§ **YOUR TASK**
The records underneath are to be repeated exactly, with the pictures left out.

=======

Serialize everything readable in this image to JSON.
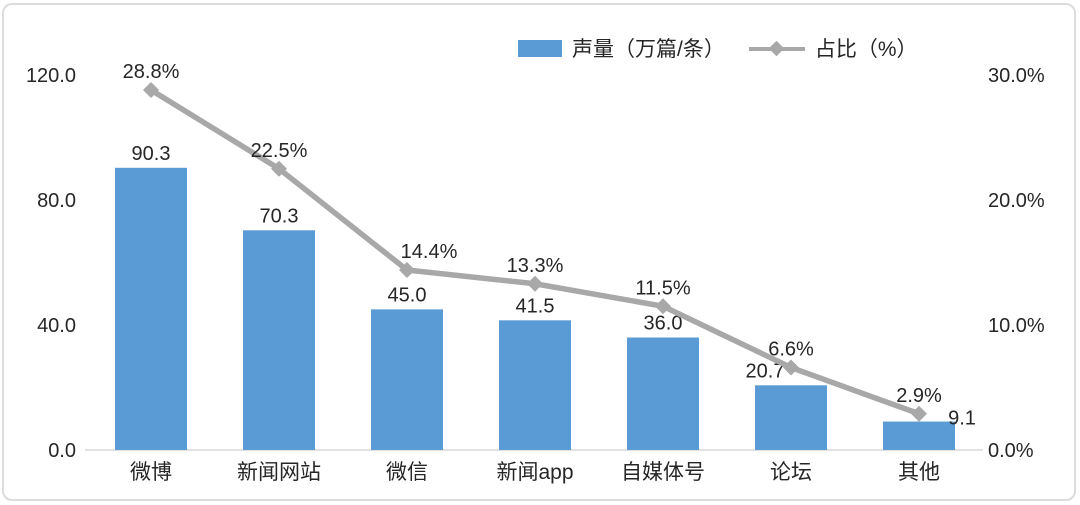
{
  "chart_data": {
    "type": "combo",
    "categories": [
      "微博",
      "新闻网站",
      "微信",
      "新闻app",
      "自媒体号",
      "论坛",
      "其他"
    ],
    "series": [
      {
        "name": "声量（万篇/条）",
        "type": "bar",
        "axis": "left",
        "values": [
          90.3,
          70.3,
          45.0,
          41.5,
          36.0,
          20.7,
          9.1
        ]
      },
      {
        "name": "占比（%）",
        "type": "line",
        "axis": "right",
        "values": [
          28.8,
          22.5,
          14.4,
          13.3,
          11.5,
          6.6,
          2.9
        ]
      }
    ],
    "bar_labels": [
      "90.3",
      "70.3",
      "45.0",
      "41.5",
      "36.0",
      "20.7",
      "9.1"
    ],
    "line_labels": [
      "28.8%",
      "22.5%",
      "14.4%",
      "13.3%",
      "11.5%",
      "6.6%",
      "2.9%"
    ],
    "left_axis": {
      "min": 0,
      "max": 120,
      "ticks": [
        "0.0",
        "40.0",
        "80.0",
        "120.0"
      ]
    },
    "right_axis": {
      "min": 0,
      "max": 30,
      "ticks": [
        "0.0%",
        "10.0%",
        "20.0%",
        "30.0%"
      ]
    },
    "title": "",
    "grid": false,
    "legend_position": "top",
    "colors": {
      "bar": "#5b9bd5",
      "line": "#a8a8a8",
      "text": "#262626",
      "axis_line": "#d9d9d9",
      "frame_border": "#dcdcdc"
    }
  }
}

=======

§ **EXERCISE ANSWER**
Serialize everything readable in this image to JSON.
{
  "chart_data": {
    "type": "combo",
    "categories": [
      "微博",
      "新闻网站",
      "微信",
      "新闻app",
      "自媒体号",
      "论坛",
      "其他"
    ],
    "series": [
      {
        "name": "声量（万篇/条）",
        "type": "bar",
        "axis": "left",
        "values": [
          90.3,
          70.3,
          45.0,
          41.5,
          36.0,
          20.7,
          9.1
        ]
      },
      {
        "name": "占比（%）",
        "type": "line",
        "axis": "right",
        "values": [
          28.8,
          22.5,
          14.4,
          13.3,
          11.5,
          6.6,
          2.9
        ]
      }
    ],
    "bar_labels": [
      "90.3",
      "70.3",
      "45.0",
      "41.5",
      "36.0",
      "20.7",
      "9.1"
    ],
    "line_labels": [
      "28.8%",
      "22.5%",
      "14.4%",
      "13.3%",
      "11.5%",
      "6.6%",
      "2.9%"
    ],
    "left_axis": {
      "min": 0,
      "max": 120,
      "ticks": [
        "0.0",
        "40.0",
        "80.0",
        "120.0"
      ]
    },
    "right_axis": {
      "min": 0,
      "max": 30,
      "ticks": [
        "0.0%",
        "10.0%",
        "20.0%",
        "30.0%"
      ]
    },
    "title": "",
    "grid": false,
    "legend_position": "top",
    "colors": {
      "bar": "#5b9bd5",
      "line": "#a8a8a8",
      "text": "#262626",
      "axis_line": "#d9d9d9",
      "frame_border": "#dcdcdc"
    }
  }
}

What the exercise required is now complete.